• _Fragmento de texto_
_ _ _ _ _

Técnica y moralmente tienen razón democrática todas aquella personas que solicitan un referéndum para que se exprese con libertad la ciudadanía acerca de si quiere permanecer ligado a un Estado federal o supranacional o desea, por el contrario, dotarse de instituciones propias. Lo que sucede es que echando el resto en esta propuesta política sin antes haberla madurado en la práctica a través de soluciones políticas transformadoras, se pierden capacidades y energías preciosas para elaborar políticas de izquierda que desenmascaren las soluciones liberales que postulan los nacionalismos de derechas de CiU o grupos afines.
Hacer patria sin conciencia de clase solo traerá decepciones y estados ficticios bajo el dominio férreo de la globalidad capitalista. La independencia en sí misma no resolverá la dualidad capital-trabajo por arte de magia ni terminará con la crisis de la noche a la mañana.
Los sujetos legítimos se hacen en la historia cotidiana enfrentados a la realidad social de su época. Las leyendas solo nutren al imaginario popular de iconos y símbolos contradictorios ajustados a gregarismos primarios de índole emocional y pasiva.
En los tiempos que corren, los nacionalismos representan opciones o alternativas trasnochadas. El origen étnico, cultural o nacional son convenciones, a veces artificiales, que cumplen una función social y política fundamental: establecer diferencias en el orden capitalista para crear conflictos de orden público secundarios.

_ _ _ _ _

• _Entradas extraídas_
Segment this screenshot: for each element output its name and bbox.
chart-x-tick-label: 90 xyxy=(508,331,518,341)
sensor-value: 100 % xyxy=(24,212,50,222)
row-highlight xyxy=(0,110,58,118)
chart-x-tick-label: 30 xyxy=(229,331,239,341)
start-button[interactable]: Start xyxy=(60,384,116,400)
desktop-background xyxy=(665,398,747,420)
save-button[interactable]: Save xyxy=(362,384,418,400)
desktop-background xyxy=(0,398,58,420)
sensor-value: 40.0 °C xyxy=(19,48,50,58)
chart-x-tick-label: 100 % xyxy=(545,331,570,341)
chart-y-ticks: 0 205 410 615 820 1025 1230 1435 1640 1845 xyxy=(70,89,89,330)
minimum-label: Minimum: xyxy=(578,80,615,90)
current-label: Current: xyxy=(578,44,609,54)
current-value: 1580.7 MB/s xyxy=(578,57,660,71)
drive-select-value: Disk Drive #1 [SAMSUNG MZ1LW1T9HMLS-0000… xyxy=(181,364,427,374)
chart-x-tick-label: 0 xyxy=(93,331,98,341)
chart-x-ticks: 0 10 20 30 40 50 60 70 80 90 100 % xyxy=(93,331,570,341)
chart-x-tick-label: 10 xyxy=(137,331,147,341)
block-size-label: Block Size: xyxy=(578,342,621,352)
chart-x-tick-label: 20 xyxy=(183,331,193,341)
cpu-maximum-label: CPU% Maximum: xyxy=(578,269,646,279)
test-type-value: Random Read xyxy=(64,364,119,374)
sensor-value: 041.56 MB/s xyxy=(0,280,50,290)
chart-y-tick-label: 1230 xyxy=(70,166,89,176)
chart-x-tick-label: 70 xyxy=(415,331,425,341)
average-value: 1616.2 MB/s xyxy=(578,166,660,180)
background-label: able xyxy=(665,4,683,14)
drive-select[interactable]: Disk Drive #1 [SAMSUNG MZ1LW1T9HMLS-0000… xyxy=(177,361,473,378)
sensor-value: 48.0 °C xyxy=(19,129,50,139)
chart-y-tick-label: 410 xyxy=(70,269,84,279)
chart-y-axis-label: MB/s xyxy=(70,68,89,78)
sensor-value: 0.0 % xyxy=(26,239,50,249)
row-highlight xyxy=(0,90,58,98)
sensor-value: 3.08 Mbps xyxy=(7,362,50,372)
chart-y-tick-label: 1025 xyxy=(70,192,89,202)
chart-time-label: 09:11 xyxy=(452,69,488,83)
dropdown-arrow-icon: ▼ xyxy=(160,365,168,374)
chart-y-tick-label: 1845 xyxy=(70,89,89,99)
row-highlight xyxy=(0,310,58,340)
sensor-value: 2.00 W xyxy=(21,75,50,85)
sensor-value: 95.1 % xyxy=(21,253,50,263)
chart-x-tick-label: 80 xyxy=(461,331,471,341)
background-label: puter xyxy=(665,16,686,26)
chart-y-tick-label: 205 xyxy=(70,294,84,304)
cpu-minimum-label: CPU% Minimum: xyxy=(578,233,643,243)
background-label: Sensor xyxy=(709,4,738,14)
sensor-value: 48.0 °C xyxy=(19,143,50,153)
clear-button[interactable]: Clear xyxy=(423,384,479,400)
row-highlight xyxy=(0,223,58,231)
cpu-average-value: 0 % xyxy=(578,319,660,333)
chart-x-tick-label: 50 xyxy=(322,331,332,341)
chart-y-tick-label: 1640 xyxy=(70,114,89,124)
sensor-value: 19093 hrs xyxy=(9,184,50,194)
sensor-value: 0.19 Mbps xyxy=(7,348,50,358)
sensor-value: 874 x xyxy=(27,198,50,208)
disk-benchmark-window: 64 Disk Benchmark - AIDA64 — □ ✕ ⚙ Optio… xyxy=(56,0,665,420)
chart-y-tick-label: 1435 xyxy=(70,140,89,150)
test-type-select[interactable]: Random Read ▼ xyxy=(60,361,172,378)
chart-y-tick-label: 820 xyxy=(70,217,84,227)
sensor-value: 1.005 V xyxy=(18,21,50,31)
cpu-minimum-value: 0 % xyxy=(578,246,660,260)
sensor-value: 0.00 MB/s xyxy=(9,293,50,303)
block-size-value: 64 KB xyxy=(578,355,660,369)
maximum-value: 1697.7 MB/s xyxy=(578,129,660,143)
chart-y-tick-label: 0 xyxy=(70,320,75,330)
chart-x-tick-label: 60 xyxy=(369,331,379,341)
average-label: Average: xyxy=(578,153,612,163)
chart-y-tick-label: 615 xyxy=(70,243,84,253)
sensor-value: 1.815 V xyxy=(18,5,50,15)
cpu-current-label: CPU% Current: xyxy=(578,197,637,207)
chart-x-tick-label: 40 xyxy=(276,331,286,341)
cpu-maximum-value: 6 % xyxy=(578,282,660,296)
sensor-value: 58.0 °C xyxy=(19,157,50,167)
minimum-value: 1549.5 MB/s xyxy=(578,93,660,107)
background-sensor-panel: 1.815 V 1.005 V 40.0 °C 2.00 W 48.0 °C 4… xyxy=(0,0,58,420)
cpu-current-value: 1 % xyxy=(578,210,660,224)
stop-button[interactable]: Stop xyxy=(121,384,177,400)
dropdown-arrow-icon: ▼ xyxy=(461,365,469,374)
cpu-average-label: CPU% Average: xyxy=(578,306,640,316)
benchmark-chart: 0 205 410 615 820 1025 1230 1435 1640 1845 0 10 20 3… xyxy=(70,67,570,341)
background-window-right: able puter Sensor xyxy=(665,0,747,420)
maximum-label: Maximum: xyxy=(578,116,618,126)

_ _ _ _ _

• _Acción requerida 1_
Según el texto sobre nacionalismo, ¿qué se pierde al volcarse en la propuesta del referéndum sin haberla madurado antes en la práctica? Responde en una a tres oraciones.
• _Acción requerida 2_
Devuelve sin cambios el fragmento del texto sobre nacionalismo que va de "Técnica y moralmente" a "a la mañana.".

• _Respuesta del ejercicio 1_
Se pierden capacidades y energías preciosas, porque la propuesta no se ha madurado antes mediante soluciones políticas transformadoras. Esas energías harían falta para elaborar políticas de izquierda que desenmascaren las soluciones liberales de los nacionalismos de derechas de CiU o grupos afines.

• _Respuesta del ejercicio 2_
Técnica y moralmente tienen razón democrática todas aquella personas que solicitan un referéndum para que se exprese con libertad la ciudadanía acerca de si quiere permanecer ligado a un Estado federal o supranacional o desea, por el contrario, dotarse de instituciones propias. Lo que sucede es que echando el resto en esta propuesta política sin antes haberla madurado en la práctica a través de soluciones políticas transformadoras, se pierden capacidades y energías preciosas para elaborar políticas de izquierda que desenmascaren las soluciones liberales que postulan los nacionalismos de derechas de CiU o grupos afines.
Hacer patria sin conciencia de clase solo traerá decepciones y estados ficticios bajo el dominio férreo de la globalidad capitalista. La independencia en sí misma no resolverá la dualidad capital-trabajo por arte de magia ni terminará con la crisis de la noche a la mañana.